Description of the task
Reproduce all entries precisely, down to the last character.
++++++++++++++++++++
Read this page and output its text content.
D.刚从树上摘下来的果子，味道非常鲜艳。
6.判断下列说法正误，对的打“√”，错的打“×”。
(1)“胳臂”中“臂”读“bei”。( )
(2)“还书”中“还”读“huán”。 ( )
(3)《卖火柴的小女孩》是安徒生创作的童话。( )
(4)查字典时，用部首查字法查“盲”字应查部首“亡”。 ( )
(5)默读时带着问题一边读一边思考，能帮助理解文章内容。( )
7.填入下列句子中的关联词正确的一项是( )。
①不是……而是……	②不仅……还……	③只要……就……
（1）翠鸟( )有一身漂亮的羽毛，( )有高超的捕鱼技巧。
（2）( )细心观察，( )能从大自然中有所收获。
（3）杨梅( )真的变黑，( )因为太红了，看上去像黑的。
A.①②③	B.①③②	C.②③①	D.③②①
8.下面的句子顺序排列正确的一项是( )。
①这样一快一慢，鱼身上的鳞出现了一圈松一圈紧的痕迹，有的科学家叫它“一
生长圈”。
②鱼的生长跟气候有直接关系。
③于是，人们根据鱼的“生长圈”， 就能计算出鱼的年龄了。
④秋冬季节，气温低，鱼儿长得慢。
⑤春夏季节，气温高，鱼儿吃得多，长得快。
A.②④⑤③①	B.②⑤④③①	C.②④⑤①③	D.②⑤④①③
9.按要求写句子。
++++++++++++++++++++
Reply to the task
Read this page and output its text content.
D.刚从树上摘下来的果子，味道非常鲜艳。
6.判断下列说法正误，对的打“√”，错的打“×”。
(1)“胳臂”中“臂”读“bei”。( )
(2)“还书”中“还”读“huán”。 ( )
(3)《卖火柴的小女孩》是安徒生创作的童话。( )
(4)查字典时，用部首查字法查“盲”字应查部首“亡”。 ( )
(5)默读时带着问题一边读一边思考，能帮助理解文章内容。( )
7.填入下列句子中的关联词正确的一项是( )。
①不是……而是……	②不仅……还……	③只要……就……
（1）翠鸟( )有一身漂亮的羽毛，( )有高超的捕鱼技巧。
（2）( )细心观察，( )能从大自然中有所收获。
（3）杨梅( )真的变黑，( )因为太红了，看上去像黑的。
A.①②③	B.①③②	C.②③①	D.③②①
8.下面的句子顺序排列正确的一项是( )。
①这样一快一慢，鱼身上的鳞出现了一圈松一圈紧的痕迹，有的科学家叫它“一
生长圈”。
②鱼的生长跟气候有直接关系。
③于是，人们根据鱼的“生长圈”， 就能计算出鱼的年龄了。
④秋冬季节，气温低，鱼儿长得慢。
⑤春夏季节，气温高，鱼儿吃得多，长得快。
A.②④⑤③①	B.②⑤④③①	C.②④⑤①③	D.②⑤④①③
9.按要求写句子。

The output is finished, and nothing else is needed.